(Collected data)
━━━━━━

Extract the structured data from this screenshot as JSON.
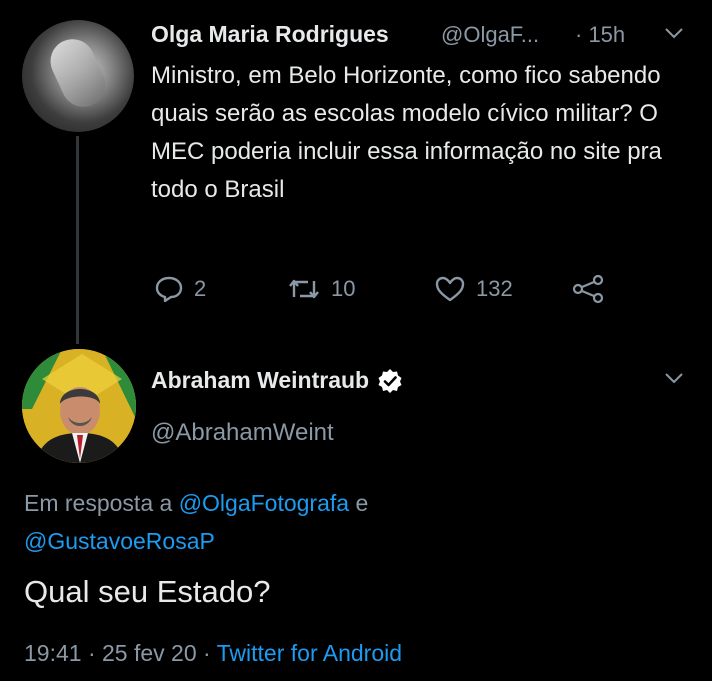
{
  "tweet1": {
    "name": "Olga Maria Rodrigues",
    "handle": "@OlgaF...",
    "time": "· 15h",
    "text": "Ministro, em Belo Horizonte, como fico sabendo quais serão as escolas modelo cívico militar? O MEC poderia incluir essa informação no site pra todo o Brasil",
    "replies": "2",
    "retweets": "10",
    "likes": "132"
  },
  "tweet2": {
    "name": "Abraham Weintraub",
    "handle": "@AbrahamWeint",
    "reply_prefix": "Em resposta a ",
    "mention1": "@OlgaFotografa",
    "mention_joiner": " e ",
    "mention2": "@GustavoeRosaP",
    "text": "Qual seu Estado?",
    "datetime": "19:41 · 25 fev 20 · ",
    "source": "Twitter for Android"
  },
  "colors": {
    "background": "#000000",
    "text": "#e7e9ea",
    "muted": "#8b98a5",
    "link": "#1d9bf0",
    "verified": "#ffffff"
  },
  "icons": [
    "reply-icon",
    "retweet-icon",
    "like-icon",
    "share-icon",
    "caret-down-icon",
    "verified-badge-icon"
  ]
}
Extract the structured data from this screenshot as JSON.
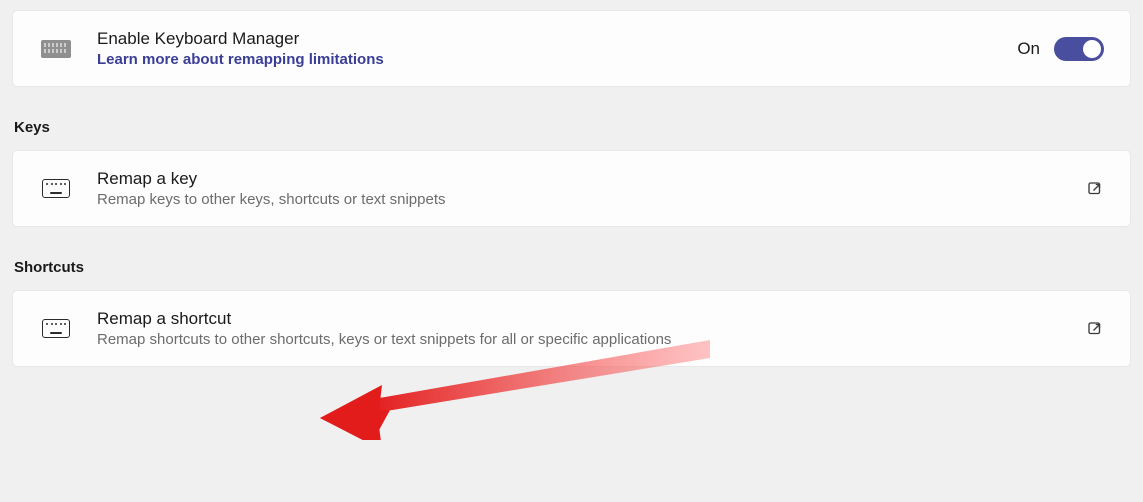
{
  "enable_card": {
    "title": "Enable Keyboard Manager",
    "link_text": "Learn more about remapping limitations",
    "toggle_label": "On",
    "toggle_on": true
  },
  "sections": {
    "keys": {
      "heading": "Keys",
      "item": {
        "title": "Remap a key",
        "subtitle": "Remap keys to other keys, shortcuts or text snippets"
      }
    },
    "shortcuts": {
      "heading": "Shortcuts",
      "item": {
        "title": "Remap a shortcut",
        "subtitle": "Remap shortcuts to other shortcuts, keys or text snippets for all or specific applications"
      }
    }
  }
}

━━━━━━

> **Request**
Write out the records above exactly as they stand, leaving out every picture.

> **The response**
Extract the structured data from this screenshot as JSON.
{
  "tweet1": {
    "name": "Olga Maria Rodrigues",
    "handle": "@OlgaF...",
    "time": "· 15h",
    "text": "Ministro, em Belo Horizonte, como fico sabendo quais serão as escolas modelo cívico militar? O MEC poderia incluir essa informação no site pra todo o Brasil",
    "replies": "2",
    "retweets": "10",
    "likes": "132"
  },
  "tweet2": {
    "name": "Abraham Weintraub",
    "handle": "@AbrahamWeint",
    "reply_prefix": "Em resposta a ",
    "mention1": "@OlgaFotografa",
    "mention_joiner": " e ",
    "mention2": "@GustavoeRosaP",
    "text": "Qual seu Estado?",
    "datetime": "19:41 · 25 fev 20 · ",
    "source": "Twitter for Android"
  },
  "colors": {
    "background": "#000000",
    "text": "#e7e9ea",
    "muted": "#8b98a5",
    "link": "#1d9bf0",
    "verified": "#ffffff"
  },
  "icons": [
    "reply-icon",
    "retweet-icon",
    "like-icon",
    "share-icon",
    "caret-down-icon",
    "verified-badge-icon"
  ]
}
Extract the structured data from this screenshot as JSON.
{
  "enable_card": {
    "title": "Enable Keyboard Manager",
    "link_text": "Learn more about remapping limitations",
    "toggle_label": "On",
    "toggle_on": true
  },
  "sections": {
    "keys": {
      "heading": "Keys",
      "item": {
        "title": "Remap a key",
        "subtitle": "Remap keys to other keys, shortcuts or text snippets"
      }
    },
    "shortcuts": {
      "heading": "Shortcuts",
      "item": {
        "title": "Remap a shortcut",
        "subtitle": "Remap shortcuts to other shortcuts, keys or text snippets for all or specific applications"
      }
    }
  }
}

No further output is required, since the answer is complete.